Given data:
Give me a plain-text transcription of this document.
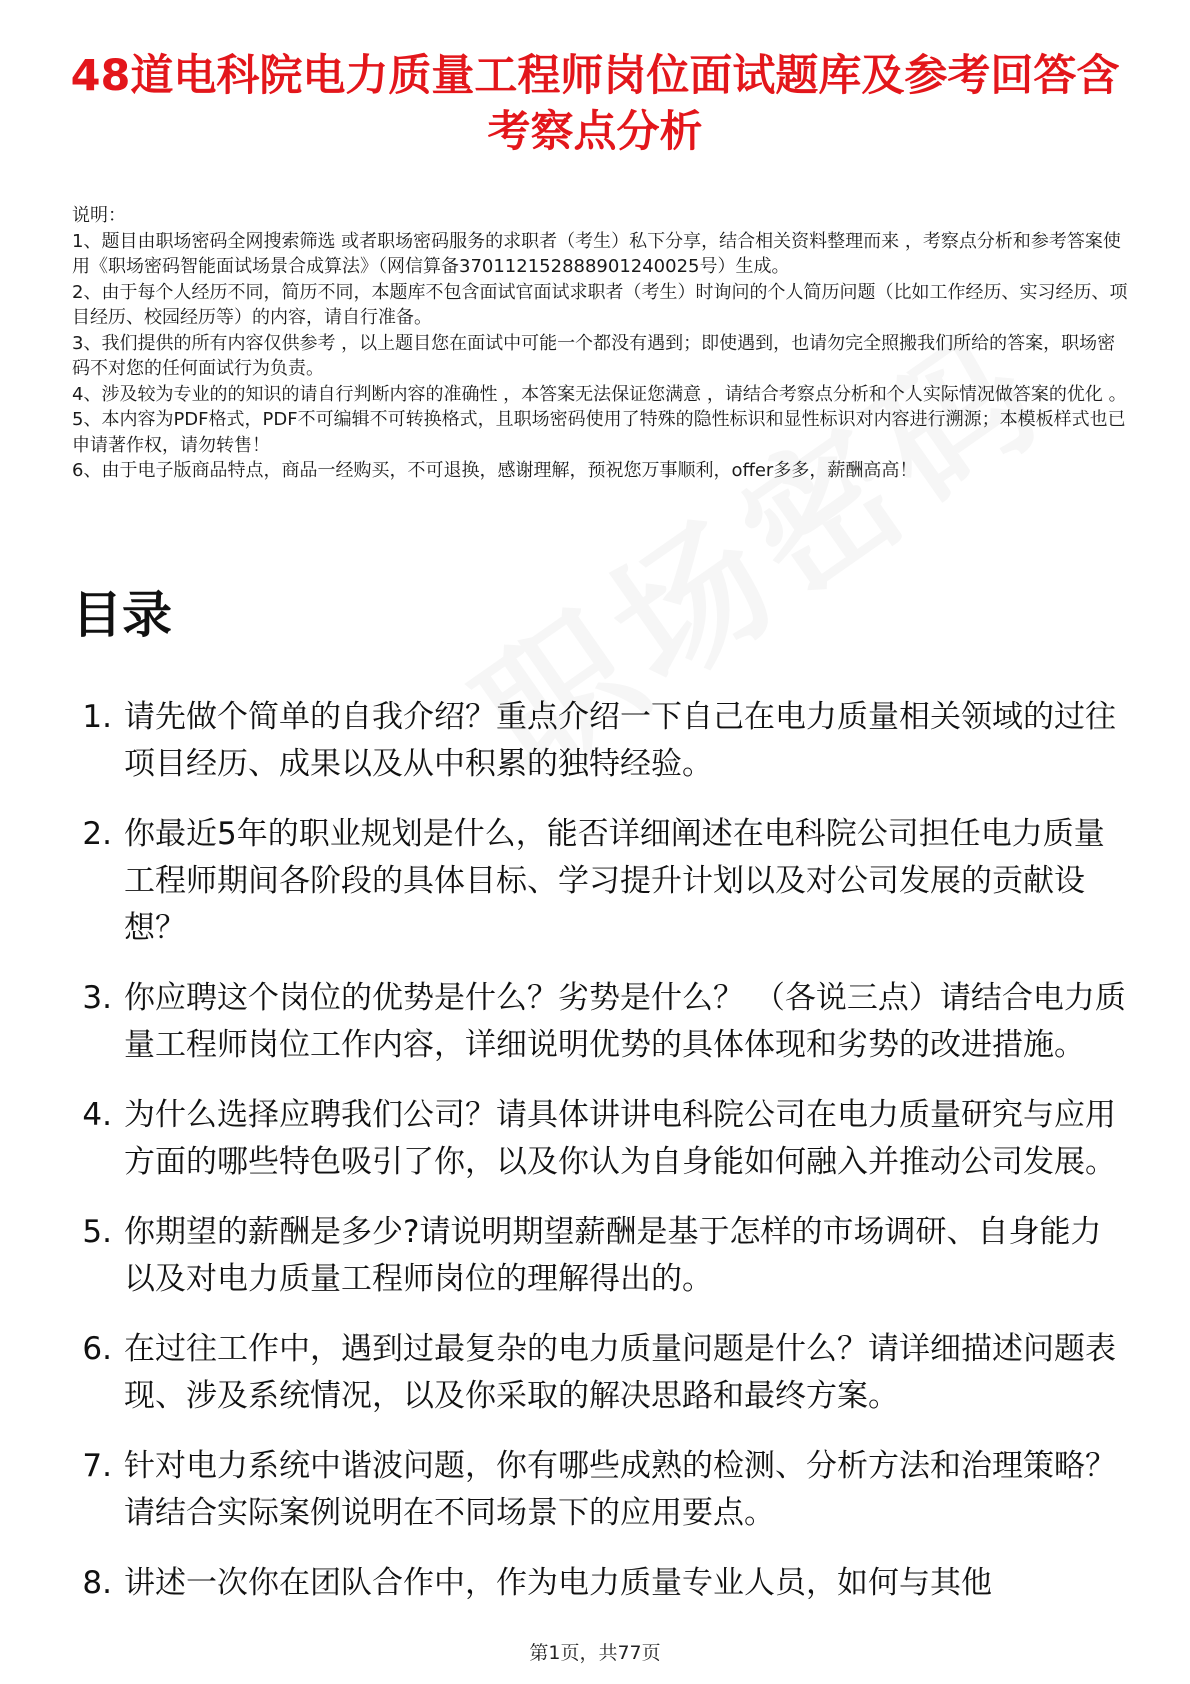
48道电科院电力质量工程师岗位面试题库及参考回答含考察点分析

说明：

1、题目由职场密码全网搜索筛选 或者职场密码服务的求职者（考生）私下分享，结合相关资料整理而来 ，考察点分析和参考答案使用《职场密码智能面试场景合成算法》（网信算备370112152888901240025号）生成。

2、由于每个人经历不同，简历不同，本题库不包含面试官面试求职者（考生）时询问的个人简历问题（比如工作经历、实习经历、项目经历、校园经历等）的内容，请自行准备。

3、我们提供的所有内容仅供参考 ，以上题目您在面试中可能一个都没有遇到；即使遇到，也请勿完全照搬我们所给的答案，职场密码不对您的任何面试行为负责。

4、涉及较为专业的的知识的请自行判断内容的准确性 ，本答案无法保证您满意 ，请结合考察点分析和个人实际情况做答案的优化 。

5、本内容为PDF格式，PDF不可编辑不可转换格式，且职场密码使用了特殊的隐性标识和显性标识对内容进行溯源；本模板样式也已申请著作权，请勿转售！

6、由于电子版商品特点，商品一经购买，不可退换，感谢理解，预祝您万事顺利，offer多多，薪酬高高！

目录
1. 请先做个简单的自我介绍？重点介绍一下自己在电力质量相关领域的过往项目经历、成果以及从中积累的独特经验。
2. 你最近5年的职业规划是什么，能否详细阐述在电科院公司担任电力质量工程师期间各阶段的具体目标、学习提升计划以及对公司发展的贡献设想？
3. 你应聘这个岗位的优势是什么？劣势是什么？ （各说三点）请结合电力质量工程师岗位工作内容，详细说明优势的具体体现和劣势的改进措施。
4. 为什么选择应聘我们公司？请具体讲讲电科院公司在电力质量研究与应用方面的哪些特色吸引了你，以及你认为自身能如何融入并推动公司发展。
5. 你期望的薪酬是多少?请说明期望薪酬是基于怎样的市场调研、自身能力以及对电力质量工程师岗位的理解得出的。
6. 在过往工作中，遇到过最复杂的电力质量问题是什么？请详细描述问题表现、涉及系统情况，以及你采取的解决思路和最终方案。
7. 针对电力系统中谐波问题，你有哪些成熟的检测、分析方法和治理策略？请结合实际案例说明在不同场景下的应用要点。
8. 讲述一次你在团队合作中，作为电力质量专业人员，如何与其他
第1页，共77页
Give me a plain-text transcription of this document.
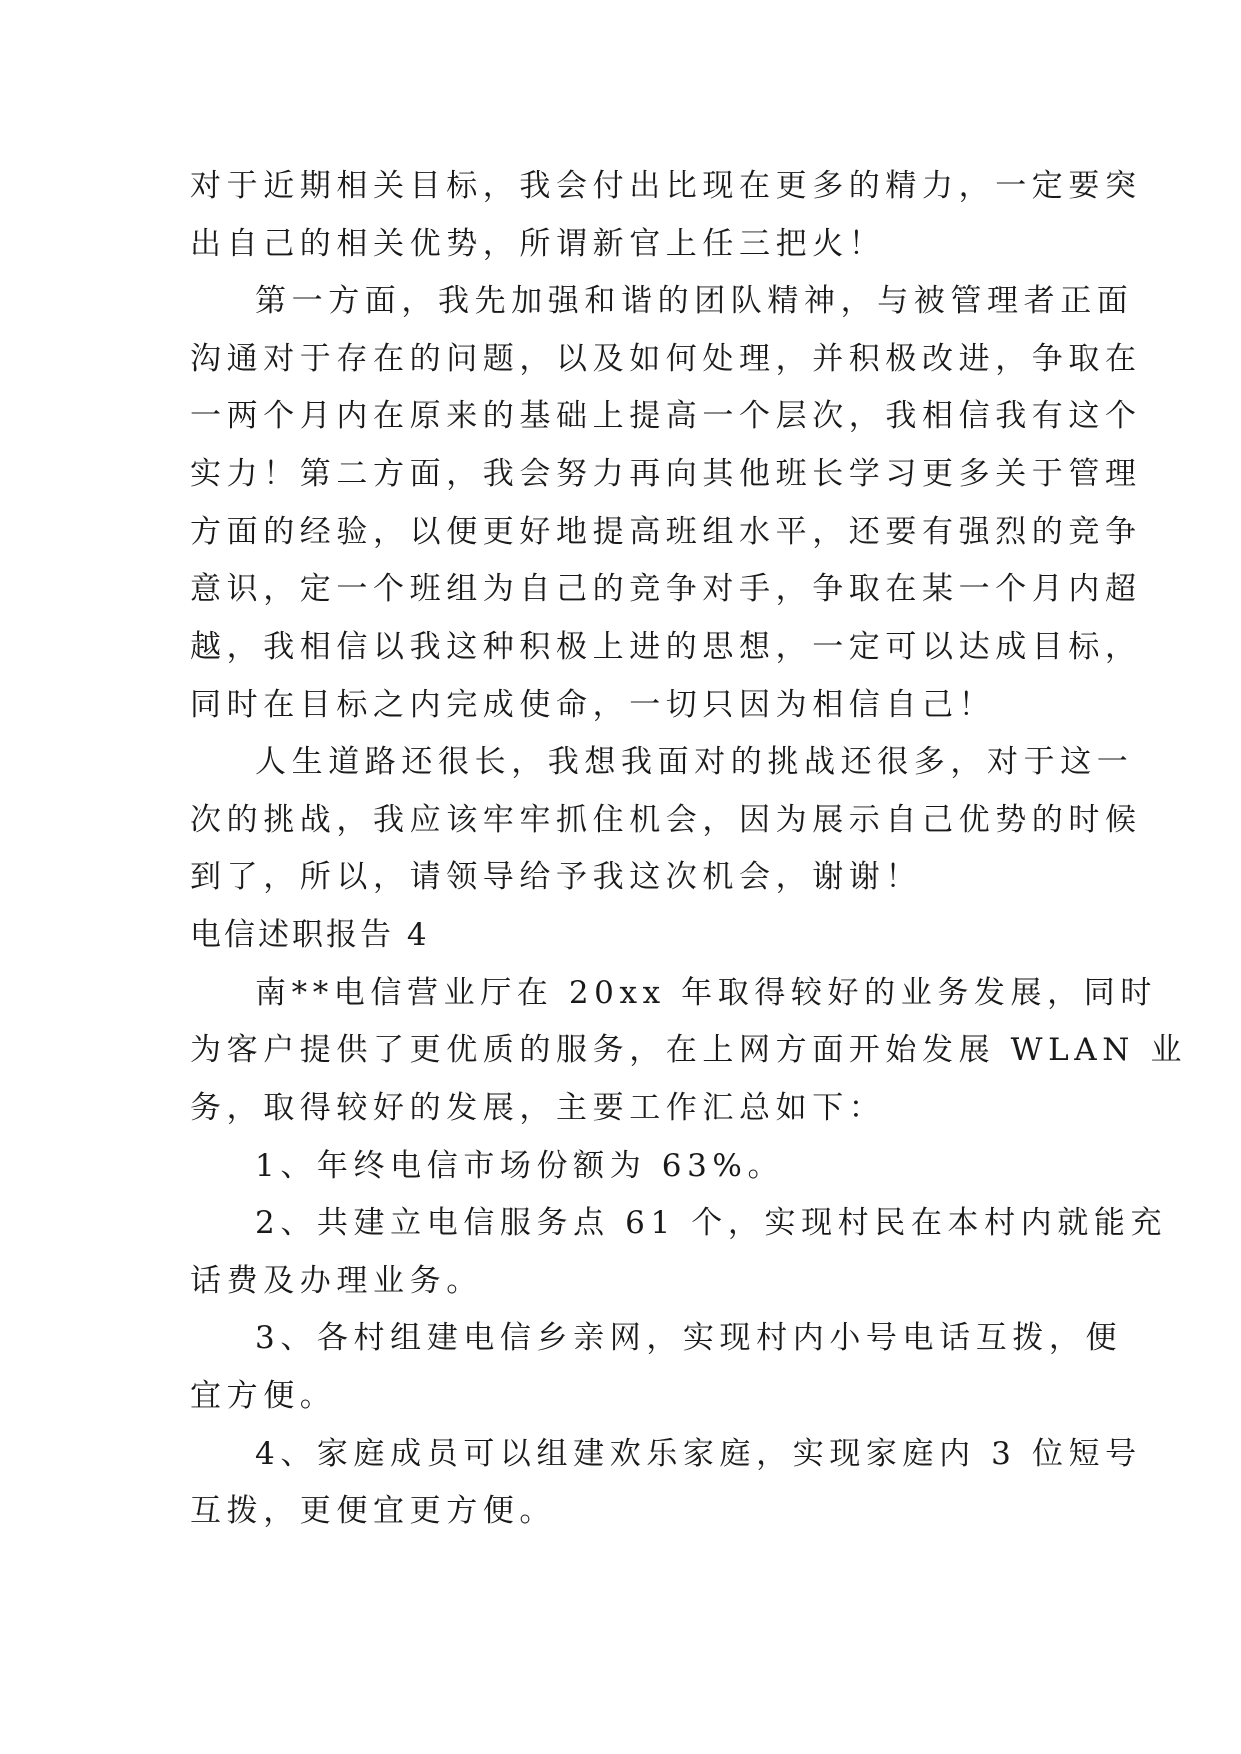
对于近期相关目标，我会付出比现在更多的精力，一定要突
出自己的相关优势，所谓新官上任三把火！
第一方面，我先加强和谐的团队精神，与被管理者正面
沟通对于存在的问题，以及如何处理，并积极改进，争取在
一两个月内在原来的基础上提高一个层次，我相信我有这个
实力！第二方面，我会努力再向其他班长学习更多关于管理
方面的经验，以便更好地提高班组水平，还要有强烈的竞争
意识，定一个班组为自己的竞争对手，争取在某一个月内超
越，我相信以我这种积极上进的思想，一定可以达成目标，
同时在目标之内完成使命，一切只因为相信自己！
人生道路还很长，我想我面对的挑战还很多，对于这一
次的挑战，我应该牢牢抓住机会，因为展示自己优势的时候
到了，所以，请领导给予我这次机会，谢谢！
电信述职报告 4
南**电信营业厅在 20xx 年取得较好的业务发展，同时
为客户提供了更优质的服务，在上网方面开始发展 WLAN 业
务，取得较好的发展，主要工作汇总如下：
1、年终电信市场份额为 63%。
2、共建立电信服务点 61 个，实现村民在本村内就能充
话费及办理业务。
3、各村组建电信乡亲网，实现村内小号电话互拨，便
宜方便。
4、家庭成员可以组建欢乐家庭，实现家庭内 3 位短号
互拨，更便宜更方便。
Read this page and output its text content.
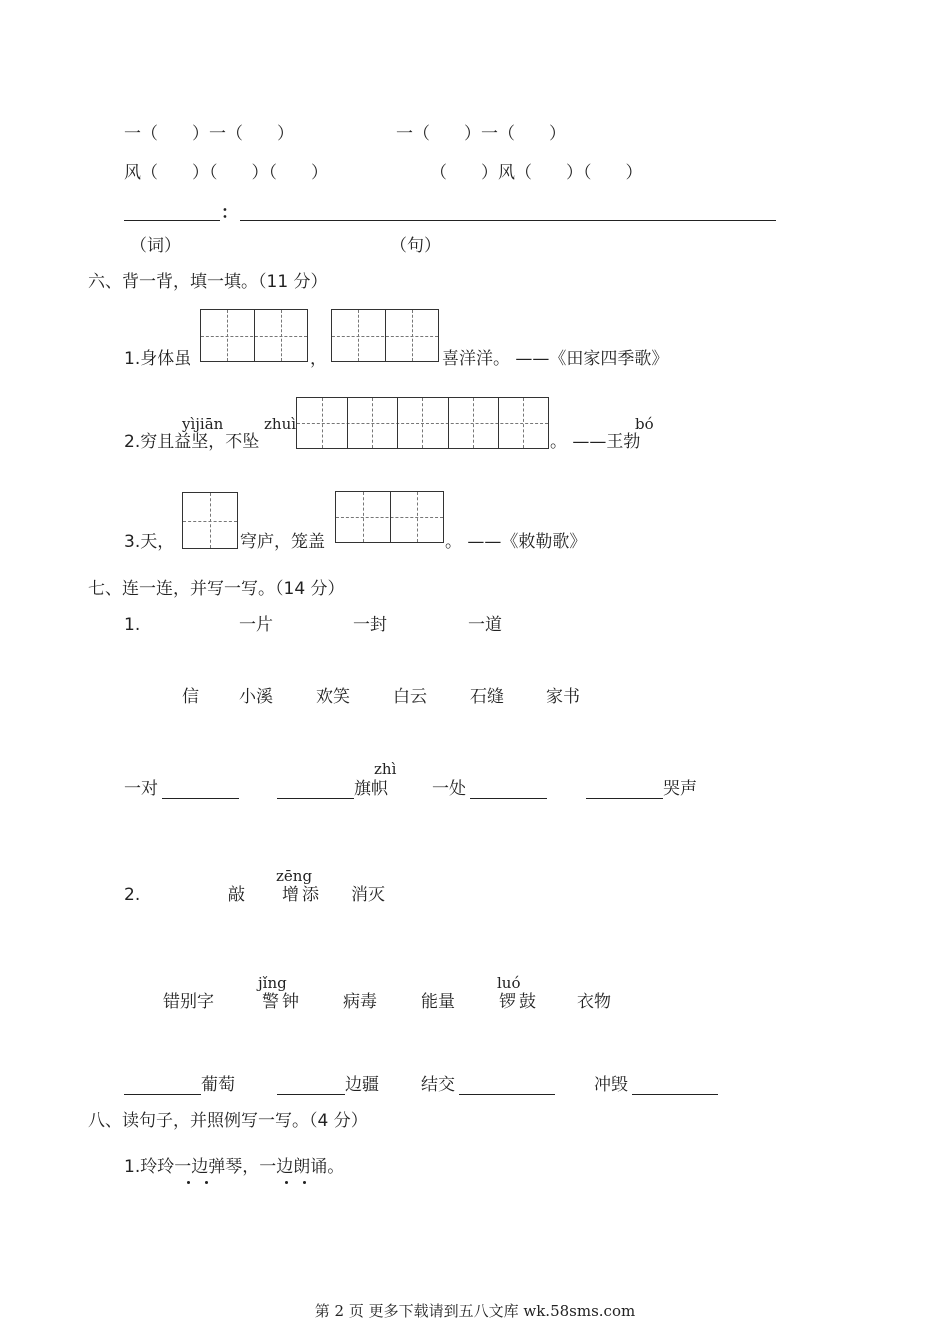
一（　　）一（　　）	一（　　）一（　　）
风（　　）（　　）（　　）	（　　）风（　　）（　　）
：
（词）	（句）
六、背一背，填一填。（11 分）
1.身体虽	，	喜洋洋。 ——《田家四季歌》
yìjiān	zhuì	bó
2.穷且益坚，不坠	。 ——王勃
3.天，	穹庐，笼盖	。 ——《敕勒歌》
七、连一连，并写一写。（14 分）
1.	一片	一封	一道
信 小溪	欢笑	白云	石缝 家书
zhì
一对	旗帜	一处	哭声
2.
zēng
敲 增添 消灭
jǐng	luó
错别字	警钟 病毒	能量	锣鼓 衣物
葡萄	边疆 结交	冲毁
八、读句子，并照例写一写。（4 分）
1.玲玲一边弹琴，一边朗诵。
第 2 页 更多下载请到五八文库 wk.58sms.com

Directions for this task:
Pictures do not go in the copy. Write out exactly the lines from the line containing "Read this page and output its text content." through the last line of the listing.

Result of the task:
Read this page and output its text content.
一（　　）一（　　）	一（　　）一（　　）
风（　　）（　　）（　　）	（　　）风（　　）（　　）
：
（词）	（句）
六、背一背，填一填。（11 分）
1.身体虽	，	喜洋洋。 ——《田家四季歌》
yìjiān	zhuì	bó
2.穷且益坚，不坠	。 ——王勃
3.天，	穹庐，笼盖	。 ——《敕勒歌》
七、连一连，并写一写。（14 分）
1.	一片	一封	一道
信 小溪	欢笑	白云	石缝 家书
zhì
一对	旗帜	一处	哭声
2.
zēng
敲 增添 消灭
jǐng	luó
错别字	警钟 病毒	能量	锣鼓 衣物
葡萄	边疆 结交	冲毁
八、读句子，并照例写一写。（4 分）
1.玲玲一边弹琴，一边朗诵。
第 2 页 更多下载请到五八文库 wk.58sms.com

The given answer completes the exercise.